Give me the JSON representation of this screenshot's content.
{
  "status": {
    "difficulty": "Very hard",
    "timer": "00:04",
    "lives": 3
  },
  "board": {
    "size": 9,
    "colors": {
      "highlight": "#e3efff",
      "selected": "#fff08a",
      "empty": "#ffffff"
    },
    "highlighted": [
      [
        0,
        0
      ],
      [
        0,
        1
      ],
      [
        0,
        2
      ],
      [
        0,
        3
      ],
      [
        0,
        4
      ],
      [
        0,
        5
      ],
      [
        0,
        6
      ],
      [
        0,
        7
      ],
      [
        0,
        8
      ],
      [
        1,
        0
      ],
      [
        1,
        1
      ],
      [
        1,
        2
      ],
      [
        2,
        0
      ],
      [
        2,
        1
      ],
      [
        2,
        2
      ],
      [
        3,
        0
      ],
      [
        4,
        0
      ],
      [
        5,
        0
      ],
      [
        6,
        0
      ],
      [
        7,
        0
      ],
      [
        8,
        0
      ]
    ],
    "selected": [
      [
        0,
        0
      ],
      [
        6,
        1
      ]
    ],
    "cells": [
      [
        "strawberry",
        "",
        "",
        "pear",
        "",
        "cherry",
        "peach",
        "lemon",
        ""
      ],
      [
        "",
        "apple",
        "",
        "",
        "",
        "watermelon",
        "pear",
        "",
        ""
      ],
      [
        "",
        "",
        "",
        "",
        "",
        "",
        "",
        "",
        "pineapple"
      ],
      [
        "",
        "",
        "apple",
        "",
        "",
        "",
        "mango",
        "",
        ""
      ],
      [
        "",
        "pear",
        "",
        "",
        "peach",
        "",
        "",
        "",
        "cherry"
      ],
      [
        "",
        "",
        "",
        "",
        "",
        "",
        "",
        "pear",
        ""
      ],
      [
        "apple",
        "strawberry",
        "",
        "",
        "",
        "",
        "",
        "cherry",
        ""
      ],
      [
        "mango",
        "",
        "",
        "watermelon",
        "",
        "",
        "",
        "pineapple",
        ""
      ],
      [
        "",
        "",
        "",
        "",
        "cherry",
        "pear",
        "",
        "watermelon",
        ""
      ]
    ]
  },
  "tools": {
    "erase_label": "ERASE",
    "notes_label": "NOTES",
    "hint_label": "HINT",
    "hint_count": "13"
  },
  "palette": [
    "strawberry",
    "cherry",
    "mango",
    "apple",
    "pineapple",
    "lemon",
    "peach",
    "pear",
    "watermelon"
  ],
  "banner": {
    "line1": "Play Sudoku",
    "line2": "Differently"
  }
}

┄┄┄┄┄┄

The problem: Send back every record, precisely as written.

Solution for this exercise:
Give me the JSON representation of this screenshot's content.
{
  "status": {
    "difficulty": "Very hard",
    "timer": "00:04",
    "lives": 3
  },
  "board": {
    "size": 9,
    "colors": {
      "highlight": "#e3efff",
      "selected": "#fff08a",
      "empty": "#ffffff"
    },
    "highlighted": [
      [
        0,
        0
      ],
      [
        0,
        1
      ],
      [
        0,
        2
      ],
      [
        0,
        3
      ],
      [
        0,
        4
      ],
      [
        0,
        5
      ],
      [
        0,
        6
      ],
      [
        0,
        7
      ],
      [
        0,
        8
      ],
      [
        1,
        0
      ],
      [
        1,
        1
      ],
      [
        1,
        2
      ],
      [
        2,
        0
      ],
      [
        2,
        1
      ],
      [
        2,
        2
      ],
      [
        3,
        0
      ],
      [
        4,
        0
      ],
      [
        5,
        0
      ],
      [
        6,
        0
      ],
      [
        7,
        0
      ],
      [
        8,
        0
      ]
    ],
    "selected": [
      [
        0,
        0
      ],
      [
        6,
        1
      ]
    ],
    "cells": [
      [
        "strawberry",
        "",
        "",
        "pear",
        "",
        "cherry",
        "peach",
        "lemon",
        ""
      ],
      [
        "",
        "apple",
        "",
        "",
        "",
        "watermelon",
        "pear",
        "",
        ""
      ],
      [
        "",
        "",
        "",
        "",
        "",
        "",
        "",
        "",
        "pineapple"
      ],
      [
        "",
        "",
        "apple",
        "",
        "",
        "",
        "mango",
        "",
        ""
      ],
      [
        "",
        "pear",
        "",
        "",
        "peach",
        "",
        "",
        "",
        "cherry"
      ],
      [
        "",
        "",
        "",
        "",
        "",
        "",
        "",
        "pear",
        ""
      ],
      [
        "apple",
        "strawberry",
        "",
        "",
        "",
        "",
        "",
        "cherry",
        ""
      ],
      [
        "mango",
        "",
        "",
        "watermelon",
        "",
        "",
        "",
        "pineapple",
        ""
      ],
      [
        "",
        "",
        "",
        "",
        "cherry",
        "pear",
        "",
        "watermelon",
        ""
      ]
    ]
  },
  "tools": {
    "erase_label": "ERASE",
    "notes_label": "NOTES",
    "hint_label": "HINT",
    "hint_count": "13"
  },
  "palette": [
    "strawberry",
    "cherry",
    "mango",
    "apple",
    "pineapple",
    "lemon",
    "peach",
    "pear",
    "watermelon"
  ],
  "banner": {
    "line1": "Play Sudoku",
    "line2": "Differently"
  }
}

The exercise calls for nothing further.